● EXERCISE TASK: Write out the rows below without any change, from the line containing "434, 156, 439]" to the line containing "124, 1893, 208]", including both of those lines.

● ENTRIES PROVIDED:

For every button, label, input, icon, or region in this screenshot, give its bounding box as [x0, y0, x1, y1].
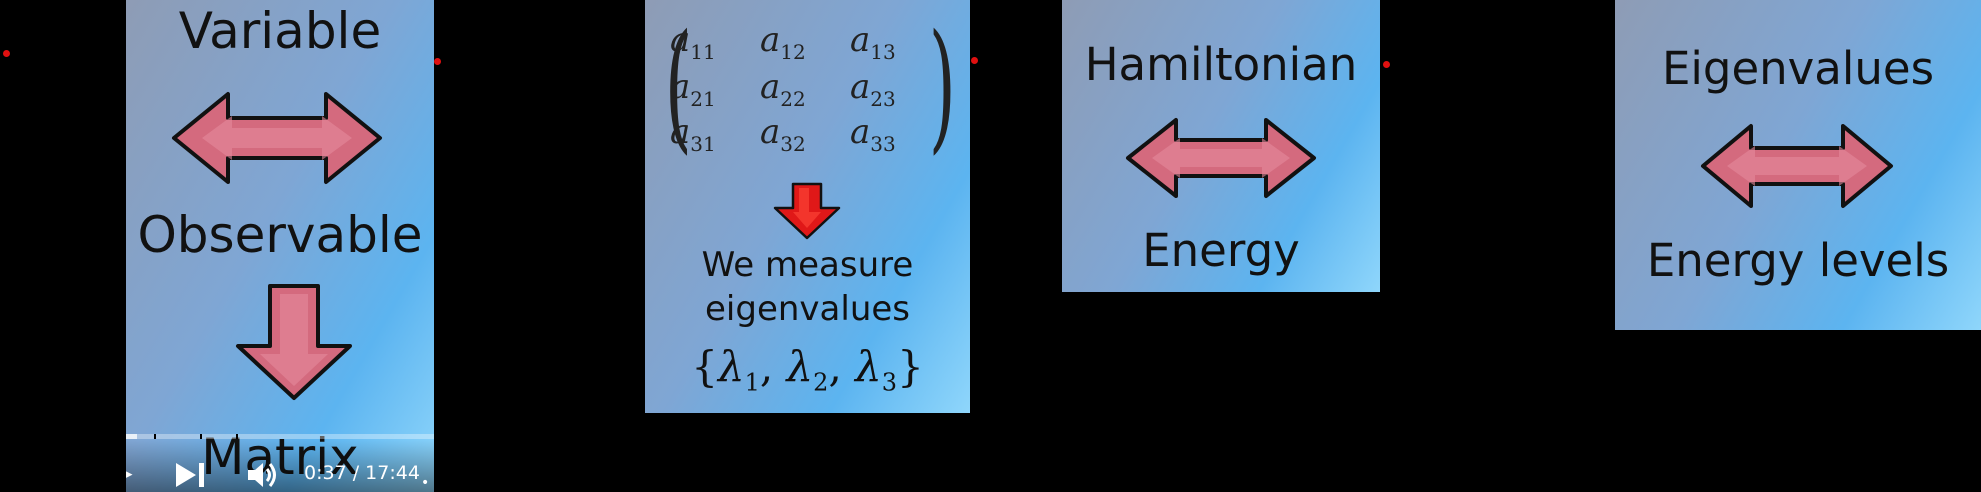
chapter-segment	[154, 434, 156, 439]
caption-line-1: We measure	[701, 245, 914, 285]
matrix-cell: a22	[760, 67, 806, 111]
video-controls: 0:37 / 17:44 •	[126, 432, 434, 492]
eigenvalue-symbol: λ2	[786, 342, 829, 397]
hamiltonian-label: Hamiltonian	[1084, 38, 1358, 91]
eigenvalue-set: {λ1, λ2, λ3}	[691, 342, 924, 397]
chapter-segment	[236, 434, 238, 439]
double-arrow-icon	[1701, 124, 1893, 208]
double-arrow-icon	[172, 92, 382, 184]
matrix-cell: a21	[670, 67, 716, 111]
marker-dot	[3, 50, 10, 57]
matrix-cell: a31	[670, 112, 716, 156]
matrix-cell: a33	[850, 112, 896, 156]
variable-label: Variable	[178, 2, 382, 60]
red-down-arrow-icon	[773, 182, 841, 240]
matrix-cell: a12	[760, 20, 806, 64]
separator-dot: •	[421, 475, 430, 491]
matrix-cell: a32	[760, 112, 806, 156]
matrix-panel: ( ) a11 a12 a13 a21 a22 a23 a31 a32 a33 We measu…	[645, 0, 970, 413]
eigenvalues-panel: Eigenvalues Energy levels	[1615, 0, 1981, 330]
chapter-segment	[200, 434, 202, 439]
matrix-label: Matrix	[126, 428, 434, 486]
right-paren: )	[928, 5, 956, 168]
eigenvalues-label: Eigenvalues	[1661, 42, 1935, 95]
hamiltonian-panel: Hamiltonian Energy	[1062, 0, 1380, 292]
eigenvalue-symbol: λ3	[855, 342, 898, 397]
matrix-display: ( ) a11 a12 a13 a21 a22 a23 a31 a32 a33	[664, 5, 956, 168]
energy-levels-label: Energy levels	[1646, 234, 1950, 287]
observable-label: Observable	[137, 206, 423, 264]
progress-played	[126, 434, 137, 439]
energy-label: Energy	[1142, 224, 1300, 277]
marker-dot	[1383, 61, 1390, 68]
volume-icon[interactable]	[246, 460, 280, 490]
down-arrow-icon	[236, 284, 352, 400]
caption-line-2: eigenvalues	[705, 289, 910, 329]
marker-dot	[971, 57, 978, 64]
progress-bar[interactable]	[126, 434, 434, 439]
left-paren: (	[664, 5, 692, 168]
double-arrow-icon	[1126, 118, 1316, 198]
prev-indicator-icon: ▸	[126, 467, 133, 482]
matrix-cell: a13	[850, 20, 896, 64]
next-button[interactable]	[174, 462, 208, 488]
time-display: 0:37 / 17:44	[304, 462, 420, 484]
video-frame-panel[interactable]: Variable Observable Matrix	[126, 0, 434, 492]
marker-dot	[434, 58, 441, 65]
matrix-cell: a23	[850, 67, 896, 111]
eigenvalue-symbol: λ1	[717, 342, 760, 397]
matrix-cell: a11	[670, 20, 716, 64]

● COMPLETE ANSWER:
chapter-segment	[154, 434, 156, 439]
caption-line-1: We measure	[701, 245, 914, 285]
matrix-cell: a22	[760, 67, 806, 111]
video-controls: 0:37 / 17:44 •	[126, 432, 434, 492]
eigenvalue-symbol: λ2	[786, 342, 829, 397]
hamiltonian-label: Hamiltonian	[1084, 38, 1358, 91]
eigenvalue-set: {λ1, λ2, λ3}	[691, 342, 924, 397]
chapter-segment	[236, 434, 238, 439]
double-arrow-icon	[1701, 124, 1893, 208]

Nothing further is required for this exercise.